◆ Excerpted text ◆
--- --- ---

Why organisations should become agile

Agile project management helps organisations gain an edge over competitors that have still to take advantage of its flexibility and responsiveness.

Yet surprisingly, while the use of agile in project management is now well established among professionals, many organisations find the adoption of agile a challenge.

In a new report by AXELOS, which surveyed almost 2,500 professionals, a large majority, 81 per cent, saw value in working in an agile way. It also found that the appetite for agile methods among individual professionals was on average 37 per cent greater than that of their employer.

This apparent lack of confidence among organisations in agile methods has created something of a disconnect between the belief that professionals have in the value of agile and how it is used in their workplace.

AXELOS, which owns a number of global best-practice methodologies, is a pioneer of agile. Last year it launched PRINCE2 Agile, which combines the flexibility and responsiveness of agile delivery with the established and proven best-practice framework of the world’s most recognised project management method.

According to PRINCE2 Agile’s lead author Keith Richards, it isn’t just the bottom-line benefits, such as earlier project completion and return on investment, which organisations are missing out on by failing to adopt agile. They also run the risk of losing valuable talent.

“Those individuals who have embraced agile, as highlighted by the report, may well decide to move to organisations that are more readily agile,” he says.

What is behind this reluctance to move with the times? Mr Richards believes it may be a simple fear of change.

“For some organisations, agile can feel scary, uncomfortable and counter intuitive,” he says. “A lot of people are still used to and choose to stick to the waterfall way of working. But a reluctance to embrace change puts organisations at risk of becoming out of date very quickly or at least becoming marginalised.”

Comparing waterfall methodology with agile, the former is the more traditional, involving a structured and sequential process where projects are split into a short number of large stages. The linear methodology steers the project forward from one stage to the next in a downward, waterfall-like manner.

This approach lends certainty at the outset, but in the last two decades has come under criticism for being too inflexible. For example, a change in product design requested at the testing stage could impact on the project as a whole.

The solution to this need for greater flexibility was the development of new techniques such as agile, which is based on a more modular approach. Project delivery is broken down into larger numbers of smaller iterations, with stages measured in weeks rather than months.

The advantage of agile is that frequent adjustments can be made throughout the project delivery without having to start the process over again. The scope for testing at each project stage can also improve the chances of a successful outcome.

PM_web_Axelos_2Nikos Paxos, head of programme and project management at AXELOS global best practice, says: “Where organisations want budgets, deadlines, resources, objectives and functionality detailed at the project outset, waterfall methods have served them well. But with the fast pace of business change, particularly in rapidly evolving sectors such as technology and digital, agile processes have come into their own because the iterative style is able to accommodate and support any sudden new developments that force the need for change part way through the project.”

--- --- ---

◆ Extracted data ◆
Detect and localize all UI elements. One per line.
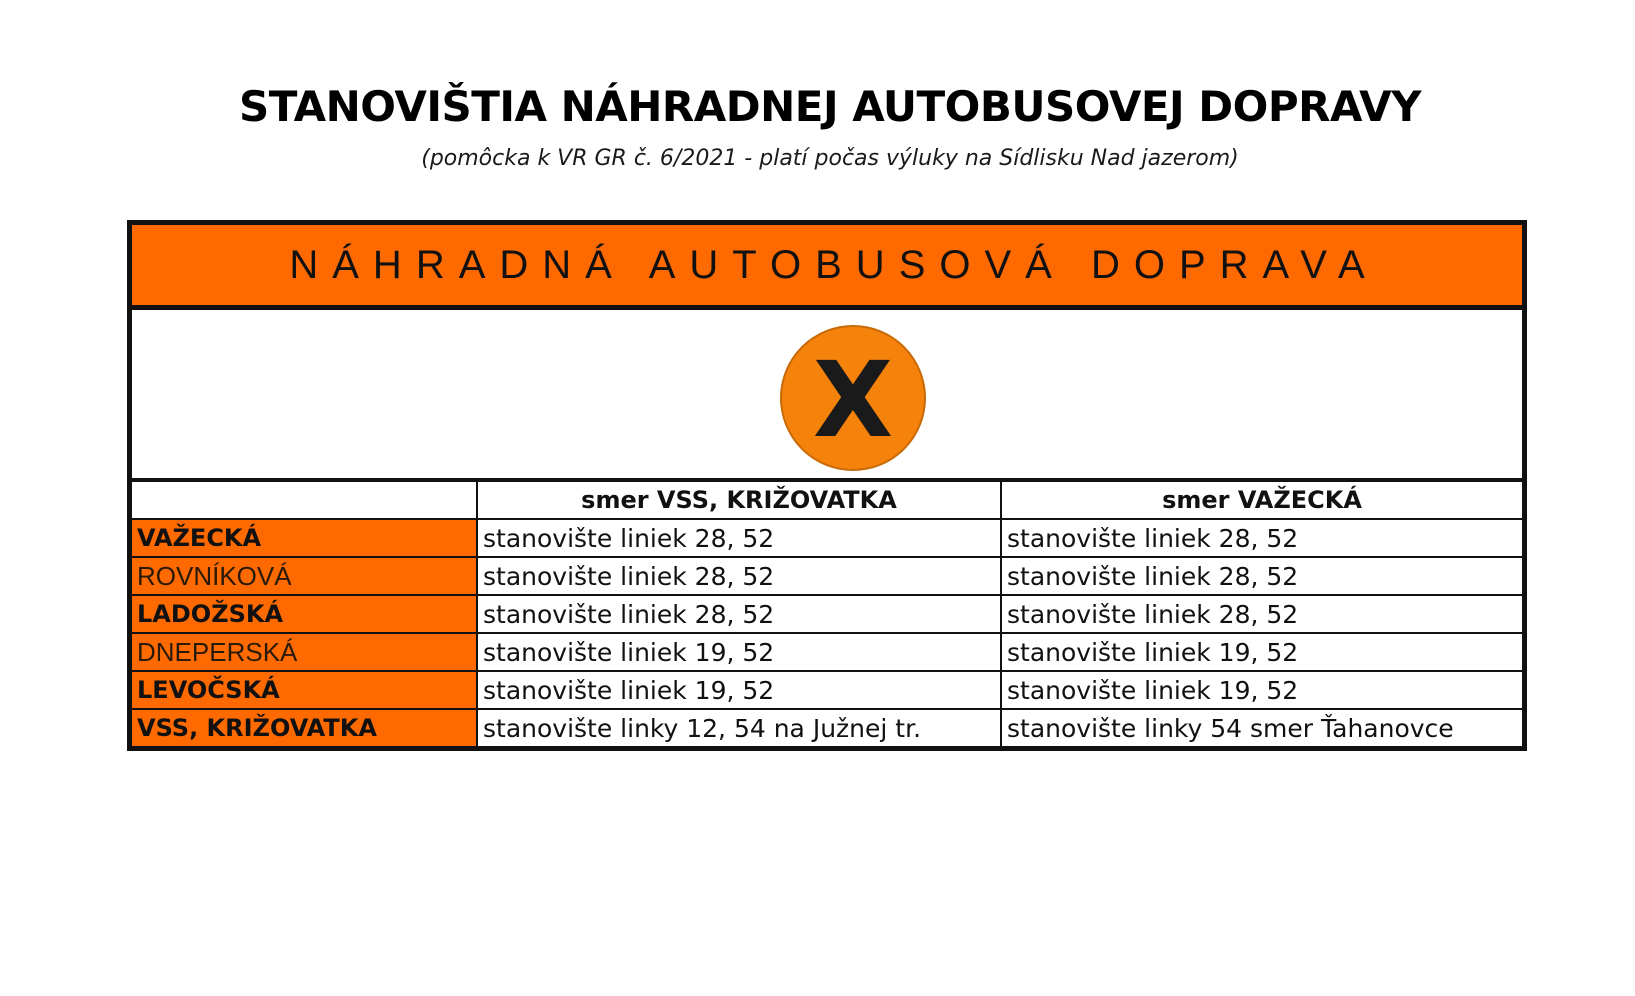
stop-direction-1: stanovište liniek 28, 52 xyxy=(477,595,1001,633)
table-header-row xyxy=(132,482,1522,519)
stop-name: VSS, KRIŽOVATKA xyxy=(132,709,477,746)
table-row xyxy=(132,595,1522,633)
stop-name: LADOŽSKÁ xyxy=(132,595,477,633)
table-row xyxy=(132,557,1522,595)
stop-direction-2: stanovište liniek 19, 52 xyxy=(1001,671,1522,709)
route-badge xyxy=(780,325,926,471)
header-direction-vazecka: smer VAŽECKÁ xyxy=(1001,482,1522,519)
stop-direction-1: stanovište liniek 19, 52 xyxy=(477,633,1001,671)
route-badge-label: X xyxy=(812,339,894,461)
board-banner: NÁHRADNÁ AUTOBUSOVÁ DOPRAVA xyxy=(132,225,1522,310)
header-direction-vss: smer VSS, KRIŽOVATKA xyxy=(477,482,1001,519)
stop-name: ROVNÍKOVÁ xyxy=(132,557,477,595)
replacement-bus-board xyxy=(127,220,1527,751)
stop-direction-2: stanovište liniek 19, 52 xyxy=(1001,633,1522,671)
stop-name: LEVOČSKÁ xyxy=(132,671,477,709)
table-row xyxy=(132,633,1522,671)
stop-direction-1: stanovište liniek 28, 52 xyxy=(477,519,1001,557)
stops-table xyxy=(132,482,1522,746)
header-stop xyxy=(132,482,477,519)
table-row xyxy=(132,671,1522,709)
stop-name: VAŽECKÁ xyxy=(132,519,477,557)
stop-direction-2: stanovište liniek 28, 52 xyxy=(1001,595,1522,633)
page-subtitle: (pomôcka k VR GR č. 6/2021 - platí počas výluky na Sídlisku Nad jazerom) xyxy=(421,146,1239,171)
page-title: STANOVIŠTIA NÁHRADNEJ AUTOBUSOVEJ DOPRAVY xyxy=(238,82,1422,131)
table-row xyxy=(132,709,1522,746)
stop-direction-2: stanovište liniek 28, 52 xyxy=(1001,557,1522,595)
stop-name: DNEPERSKÁ xyxy=(132,633,477,671)
stop-direction-1: stanovište liniek 28, 52 xyxy=(477,557,1001,595)
stop-direction-2: stanovište liniek 28, 52 xyxy=(1001,519,1522,557)
stop-direction-1: stanovište liniek 19, 52 xyxy=(477,671,1001,709)
stop-direction-2: stanovište linky 54 smer Ťahanovce xyxy=(1001,709,1522,746)
stop-direction-1: stanovište linky 12, 54 na Južnej tr. xyxy=(477,709,1001,746)
route-logo-area xyxy=(132,310,1522,482)
table-row xyxy=(132,519,1522,557)
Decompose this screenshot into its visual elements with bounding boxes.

--- --- ---

◆ Exercise instructions ◆
1. List every item that, according to Nikos Paxos in the article on agile project management, organizations want detailed at the project outset.
2. In the records, output as a numbered list the lines from the one containing "28, 52 xyxy=(477,595,1001,633)" up to and including the one containing "table-row xyxy=(132,557,1522,595)".

◆ Answers ◆
1.
- Budgets
- Deadlines
- Resources
- Objectives
- Functionality

2.
1. stop-direction-1: stanovište liniek 28, 52 xyxy=(477,595,1001,633)
2. table-header-row xyxy=(132,482,1522,519)
3. stop-name: VSS, KRIŽOVATKA xyxy=(132,709,477,746)
4. table-row xyxy=(132,595,1522,633)
5. stop-name: LADOŽSKÁ xyxy=(132,595,477,633)
6. table-row xyxy=(132,557,1522,595)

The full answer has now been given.